Find each line with "Experiencia" and copy it.

** Start of INFORMATION GIVEN **

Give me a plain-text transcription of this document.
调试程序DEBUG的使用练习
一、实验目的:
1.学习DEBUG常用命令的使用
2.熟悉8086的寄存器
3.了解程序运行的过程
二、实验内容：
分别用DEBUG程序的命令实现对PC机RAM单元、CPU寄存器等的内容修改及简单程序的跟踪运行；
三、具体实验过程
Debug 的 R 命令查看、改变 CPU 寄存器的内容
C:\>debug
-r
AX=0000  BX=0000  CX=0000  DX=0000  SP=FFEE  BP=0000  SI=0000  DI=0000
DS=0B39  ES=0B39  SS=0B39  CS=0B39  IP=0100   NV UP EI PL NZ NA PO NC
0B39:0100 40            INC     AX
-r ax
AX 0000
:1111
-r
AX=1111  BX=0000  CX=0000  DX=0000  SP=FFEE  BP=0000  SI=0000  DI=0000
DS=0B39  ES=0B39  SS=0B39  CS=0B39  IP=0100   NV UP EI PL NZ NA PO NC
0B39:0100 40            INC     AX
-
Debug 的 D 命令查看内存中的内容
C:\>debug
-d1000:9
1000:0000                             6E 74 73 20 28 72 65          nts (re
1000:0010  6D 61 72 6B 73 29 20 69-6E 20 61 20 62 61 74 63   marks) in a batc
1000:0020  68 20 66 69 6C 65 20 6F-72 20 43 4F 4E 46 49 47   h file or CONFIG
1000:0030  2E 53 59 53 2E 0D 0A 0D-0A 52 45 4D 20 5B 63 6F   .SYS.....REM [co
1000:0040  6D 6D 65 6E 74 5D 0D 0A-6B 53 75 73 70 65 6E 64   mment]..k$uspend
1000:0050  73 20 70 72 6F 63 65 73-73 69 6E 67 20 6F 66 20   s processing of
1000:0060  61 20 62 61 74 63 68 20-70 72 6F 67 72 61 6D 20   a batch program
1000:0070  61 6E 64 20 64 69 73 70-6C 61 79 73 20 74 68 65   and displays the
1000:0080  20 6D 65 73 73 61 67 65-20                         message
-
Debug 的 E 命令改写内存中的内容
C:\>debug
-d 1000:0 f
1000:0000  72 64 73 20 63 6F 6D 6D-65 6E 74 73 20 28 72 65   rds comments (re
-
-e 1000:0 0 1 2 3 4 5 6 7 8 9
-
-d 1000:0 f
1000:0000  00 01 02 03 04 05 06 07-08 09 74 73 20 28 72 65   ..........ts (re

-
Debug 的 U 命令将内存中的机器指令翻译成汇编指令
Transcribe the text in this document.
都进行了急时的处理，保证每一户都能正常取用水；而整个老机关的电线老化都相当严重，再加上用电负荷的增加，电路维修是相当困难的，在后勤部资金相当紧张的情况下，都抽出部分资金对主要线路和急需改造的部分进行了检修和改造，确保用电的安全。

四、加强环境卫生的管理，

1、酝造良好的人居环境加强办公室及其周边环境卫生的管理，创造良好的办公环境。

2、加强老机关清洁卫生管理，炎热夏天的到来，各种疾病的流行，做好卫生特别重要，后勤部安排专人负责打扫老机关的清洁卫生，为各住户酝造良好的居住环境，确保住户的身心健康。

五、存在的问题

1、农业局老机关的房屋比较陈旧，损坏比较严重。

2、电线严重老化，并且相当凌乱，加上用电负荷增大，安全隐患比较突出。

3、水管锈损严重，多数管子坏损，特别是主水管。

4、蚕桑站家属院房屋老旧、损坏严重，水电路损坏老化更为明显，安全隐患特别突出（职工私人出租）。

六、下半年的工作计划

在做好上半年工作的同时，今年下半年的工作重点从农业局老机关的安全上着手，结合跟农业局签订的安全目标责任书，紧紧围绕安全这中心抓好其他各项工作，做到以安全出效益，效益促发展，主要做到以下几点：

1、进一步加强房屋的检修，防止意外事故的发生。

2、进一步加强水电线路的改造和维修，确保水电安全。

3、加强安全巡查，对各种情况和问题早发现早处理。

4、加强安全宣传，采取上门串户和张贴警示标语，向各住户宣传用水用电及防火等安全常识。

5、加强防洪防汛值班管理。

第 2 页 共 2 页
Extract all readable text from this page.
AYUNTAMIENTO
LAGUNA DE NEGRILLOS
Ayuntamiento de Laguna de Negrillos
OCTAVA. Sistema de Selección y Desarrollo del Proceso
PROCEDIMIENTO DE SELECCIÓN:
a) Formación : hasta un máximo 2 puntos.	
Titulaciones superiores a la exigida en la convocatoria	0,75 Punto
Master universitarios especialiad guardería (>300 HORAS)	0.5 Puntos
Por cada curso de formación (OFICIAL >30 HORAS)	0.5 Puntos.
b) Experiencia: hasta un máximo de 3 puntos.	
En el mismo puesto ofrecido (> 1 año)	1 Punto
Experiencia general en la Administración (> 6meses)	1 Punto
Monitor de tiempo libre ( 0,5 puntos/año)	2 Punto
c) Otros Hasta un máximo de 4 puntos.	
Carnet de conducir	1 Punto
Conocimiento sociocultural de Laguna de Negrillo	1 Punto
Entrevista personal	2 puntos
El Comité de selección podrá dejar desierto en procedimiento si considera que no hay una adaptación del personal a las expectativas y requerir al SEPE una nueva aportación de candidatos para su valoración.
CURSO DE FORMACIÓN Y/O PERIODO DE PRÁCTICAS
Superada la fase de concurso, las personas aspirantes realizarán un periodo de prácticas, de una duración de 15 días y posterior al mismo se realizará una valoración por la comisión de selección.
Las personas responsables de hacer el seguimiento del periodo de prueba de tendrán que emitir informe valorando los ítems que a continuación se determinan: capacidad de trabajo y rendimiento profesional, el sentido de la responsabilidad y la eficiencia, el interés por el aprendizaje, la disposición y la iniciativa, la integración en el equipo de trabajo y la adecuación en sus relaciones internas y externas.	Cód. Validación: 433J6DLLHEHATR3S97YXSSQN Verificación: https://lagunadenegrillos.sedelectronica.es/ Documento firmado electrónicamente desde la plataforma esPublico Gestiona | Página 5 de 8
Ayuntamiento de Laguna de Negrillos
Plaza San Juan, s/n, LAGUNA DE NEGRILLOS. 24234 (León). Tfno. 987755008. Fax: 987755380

** End of INFORMATION GIVEN **

**EXERCISE SOLUTION**
b) Experiencia: hasta un máximo de 3 puntos.	
Experiencia general en la Administración (> 6meses)	1 Punto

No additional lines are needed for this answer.